Scan the material and copy every line in which "watermark" appears.

[Rows from a dataset]
----------------
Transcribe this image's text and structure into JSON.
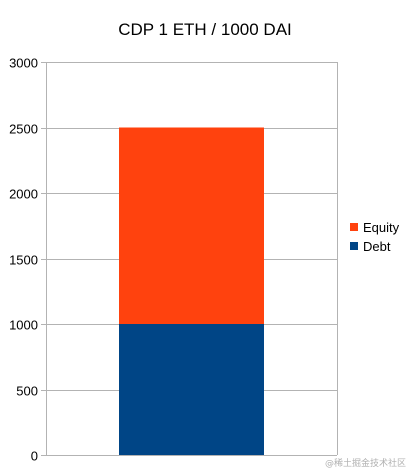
{
  "chart_data": {
    "type": "bar",
    "stacked": true,
    "title": "CDP 1 ETH / 1000 DAI",
    "categories": [
      ""
    ],
    "series": [
      {
        "name": "Debt",
        "values": [
          1000
        ],
        "color": "#004586"
      },
      {
        "name": "Equity",
        "values": [
          1500
        ],
        "color": "#ff420e"
      }
    ],
    "ylim": [
      0,
      3000
    ],
    "yticks": [
      "0",
      "500",
      "1000",
      "1500",
      "2000",
      "2500",
      "3000"
    ],
    "ytick_values": [
      0,
      500,
      1000,
      1500,
      2000,
      2500,
      3000
    ],
    "xlabel": "",
    "ylabel": "",
    "grid": true,
    "grid_color": "#b3b3b3",
    "legend": {
      "position": "right",
      "entries": [
        "Equity",
        "Debt"
      ]
    }
  },
  "watermark": "@稀土掘金技术社区"
}
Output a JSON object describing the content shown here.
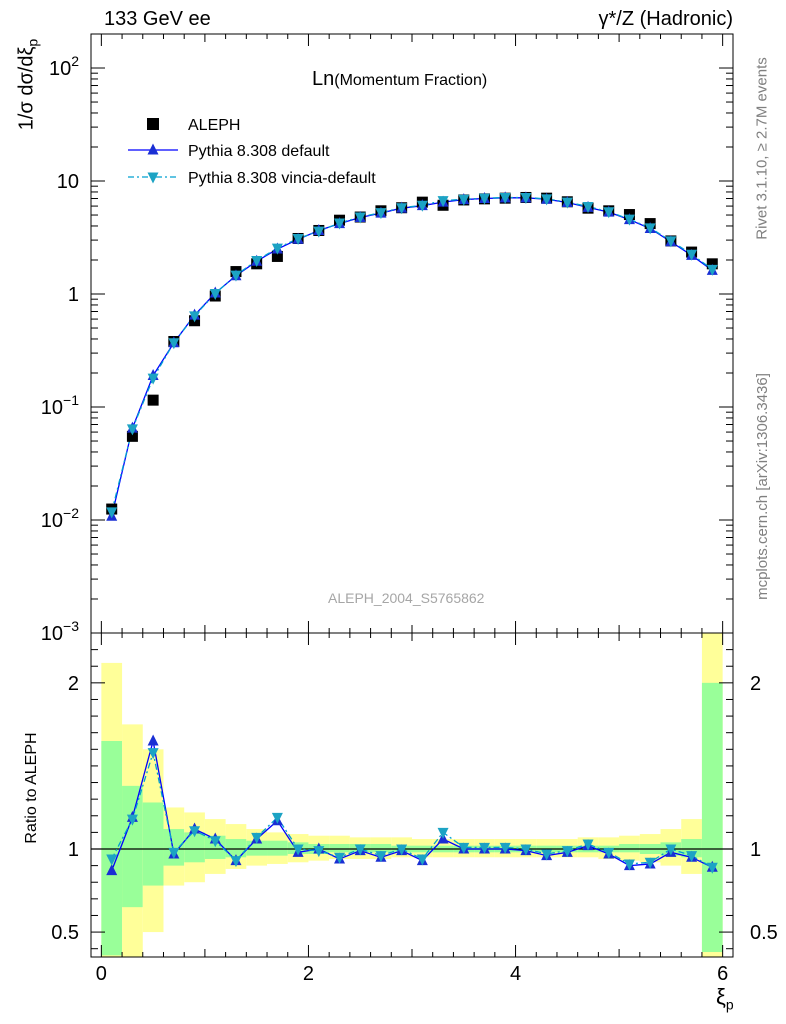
{
  "header": {
    "left": "133 GeV ee",
    "right_sym": "γ*",
    "right_rest": "/Z (Hadronic)"
  },
  "side": {
    "rivet": "Rivet 3.1.10, ≥ 2.7M events",
    "mcplots": "mcplots.cern.ch [arXiv:1306.3436]"
  },
  "chart_data": [
    {
      "type": "scatter",
      "title_main": "Ln",
      "title_sub": "(Momentum Fraction)",
      "watermark": "ALEPH_2004_S5765862",
      "ylabel": "1/σ dσ/dξ",
      "ylabel_sub": "p",
      "yscale": "log",
      "ylim": [
        0.001,
        200
      ],
      "xlim": [
        -0.1,
        6.1
      ],
      "ytick_labels": [
        {
          "v": 0.001,
          "base": "10",
          "exp": "−3"
        },
        {
          "v": 0.01,
          "base": "10",
          "exp": "−2"
        },
        {
          "v": 0.1,
          "base": "10",
          "exp": "−1"
        },
        {
          "v": 1,
          "base": "1",
          "exp": ""
        },
        {
          "v": 10,
          "base": "10",
          "exp": ""
        },
        {
          "v": 100,
          "base": "10",
          "exp": "2"
        }
      ],
      "legend": [
        "ALEPH",
        "Pythia 8.308 default",
        "Pythia 8.308 vincia-default"
      ],
      "x": [
        0.1,
        0.3,
        0.5,
        0.7,
        0.9,
        1.1,
        1.3,
        1.5,
        1.7,
        1.9,
        2.1,
        2.3,
        2.5,
        2.7,
        2.9,
        3.1,
        3.3,
        3.5,
        3.7,
        3.9,
        4.1,
        4.3,
        4.5,
        4.7,
        4.9,
        5.1,
        5.3,
        5.5,
        5.7,
        5.9
      ],
      "series": [
        {
          "name": "ALEPH",
          "values": [
            0.0125,
            0.055,
            0.115,
            0.38,
            0.58,
            0.96,
            1.58,
            1.85,
            2.15,
            3.1,
            3.65,
            4.5,
            4.8,
            5.45,
            5.8,
            6.5,
            6.1,
            6.8,
            6.95,
            7.05,
            7.15,
            7.05,
            6.55,
            5.75,
            5.45,
            5.05,
            4.2,
            2.95,
            2.35,
            1.85
          ]
        },
        {
          "name": "Pythia 8.308 default",
          "values": [
            0.0108,
            0.065,
            0.19,
            0.37,
            0.65,
            1.02,
            1.45,
            1.95,
            2.5,
            3.05,
            3.65,
            4.2,
            4.75,
            5.2,
            5.75,
            6.05,
            6.5,
            6.85,
            7.0,
            7.1,
            7.1,
            6.9,
            6.45,
            5.85,
            5.3,
            4.55,
            3.8,
            2.9,
            2.2,
            1.62
          ]
        },
        {
          "name": "Pythia 8.308 vincia-default",
          "values": [
            0.0118,
            0.064,
            0.18,
            0.37,
            0.64,
            1.01,
            1.47,
            1.98,
            2.55,
            3.1,
            3.6,
            4.25,
            4.8,
            5.25,
            5.8,
            6.1,
            6.7,
            6.9,
            7.05,
            7.15,
            7.15,
            6.95,
            6.5,
            5.95,
            5.35,
            4.6,
            3.85,
            2.95,
            2.25,
            1.65
          ]
        }
      ]
    },
    {
      "type": "line",
      "ylabel": "Ratio to ALEPH",
      "xlabel": "ξ",
      "xlabel_sub": "p",
      "ylim": [
        0.35,
        2.3
      ],
      "xlim": [
        -0.1,
        6.1
      ],
      "x_ticks": [
        0,
        2,
        4,
        6
      ],
      "y_ticks": [
        0.5,
        1,
        2
      ],
      "x": [
        0.1,
        0.3,
        0.5,
        0.7,
        0.9,
        1.1,
        1.3,
        1.5,
        1.7,
        1.9,
        2.1,
        2.3,
        2.5,
        2.7,
        2.9,
        3.1,
        3.3,
        3.5,
        3.7,
        3.9,
        4.1,
        4.3,
        4.5,
        4.7,
        4.9,
        5.1,
        5.3,
        5.5,
        5.7,
        5.9
      ],
      "bins": [
        0.0,
        0.2,
        0.4,
        0.6,
        0.8,
        1.0,
        1.2,
        1.4,
        1.6,
        1.8,
        2.0,
        2.2,
        2.4,
        2.6,
        2.8,
        3.0,
        3.2,
        3.4,
        3.6,
        3.8,
        4.0,
        4.2,
        4.4,
        4.6,
        4.8,
        5.0,
        5.2,
        5.4,
        5.6,
        5.8,
        6.0
      ],
      "band_inner": [
        [
          0.36,
          1.65
        ],
        [
          0.65,
          1.38
        ],
        [
          0.78,
          1.28
        ],
        [
          0.9,
          1.12
        ],
        [
          0.92,
          1.1
        ],
        [
          0.94,
          1.08
        ],
        [
          0.95,
          1.06
        ],
        [
          0.96,
          1.05
        ],
        [
          0.96,
          1.05
        ],
        [
          0.97,
          1.04
        ],
        [
          0.97,
          1.03
        ],
        [
          0.98,
          1.03
        ],
        [
          0.98,
          1.03
        ],
        [
          0.98,
          1.03
        ],
        [
          0.98,
          1.02
        ],
        [
          0.98,
          1.02
        ],
        [
          0.98,
          1.02
        ],
        [
          0.98,
          1.02
        ],
        [
          0.98,
          1.02
        ],
        [
          0.98,
          1.02
        ],
        [
          0.98,
          1.02
        ],
        [
          0.98,
          1.02
        ],
        [
          0.98,
          1.02
        ],
        [
          0.98,
          1.02
        ],
        [
          0.98,
          1.02
        ],
        [
          0.98,
          1.03
        ],
        [
          0.97,
          1.03
        ],
        [
          0.96,
          1.04
        ],
        [
          0.95,
          1.06
        ],
        [
          0.38,
          2.0
        ]
      ],
      "band_outer": [
        [
          0.3,
          2.12
        ],
        [
          0.3,
          1.75
        ],
        [
          0.5,
          1.6
        ],
        [
          0.78,
          1.25
        ],
        [
          0.8,
          1.22
        ],
        [
          0.85,
          1.18
        ],
        [
          0.88,
          1.15
        ],
        [
          0.9,
          1.12
        ],
        [
          0.91,
          1.1
        ],
        [
          0.92,
          1.09
        ],
        [
          0.93,
          1.08
        ],
        [
          0.94,
          1.08
        ],
        [
          0.94,
          1.07
        ],
        [
          0.94,
          1.07
        ],
        [
          0.95,
          1.07
        ],
        [
          0.95,
          1.06
        ],
        [
          0.95,
          1.06
        ],
        [
          0.95,
          1.06
        ],
        [
          0.95,
          1.06
        ],
        [
          0.95,
          1.06
        ],
        [
          0.95,
          1.06
        ],
        [
          0.95,
          1.06
        ],
        [
          0.95,
          1.06
        ],
        [
          0.95,
          1.07
        ],
        [
          0.94,
          1.07
        ],
        [
          0.93,
          1.08
        ],
        [
          0.92,
          1.09
        ],
        [
          0.9,
          1.12
        ],
        [
          0.85,
          1.18
        ],
        [
          0.3,
          2.35
        ]
      ],
      "series": [
        {
          "name": "Pythia 8.308 default",
          "values": [
            0.87,
            1.19,
            1.65,
            0.97,
            1.12,
            1.06,
            0.93,
            1.06,
            1.17,
            0.98,
            1.0,
            0.94,
            0.99,
            0.95,
            0.99,
            0.93,
            1.06,
            1.0,
            1.0,
            1.0,
            0.99,
            0.96,
            0.98,
            1.02,
            0.97,
            0.9,
            0.91,
            0.98,
            0.95,
            0.89
          ]
        },
        {
          "name": "Pythia 8.308 vincia-default",
          "values": [
            0.94,
            1.18,
            1.58,
            0.98,
            1.11,
            1.05,
            0.93,
            1.07,
            1.19,
            1.0,
            0.99,
            0.95,
            1.0,
            0.96,
            1.0,
            0.94,
            1.1,
            1.01,
            1.01,
            1.01,
            1.0,
            0.97,
            0.99,
            1.03,
            0.98,
            0.91,
            0.92,
            1.0,
            0.96,
            0.89
          ]
        }
      ]
    }
  ],
  "colors": {
    "data": "#000000",
    "default": "#0000ff",
    "vincia": "#00a0d0",
    "vincia_marker": "#1ca3c4",
    "default_marker": "#1a2fd4",
    "band_inner": "#99ff99",
    "band_outer": "#ffff99"
  }
}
----------------
◆ WRITTEN SOLUTION ◆
  "watermark": "@稀土掘金技术社区"
      "watermark": "ALEPH_2004_S5765862",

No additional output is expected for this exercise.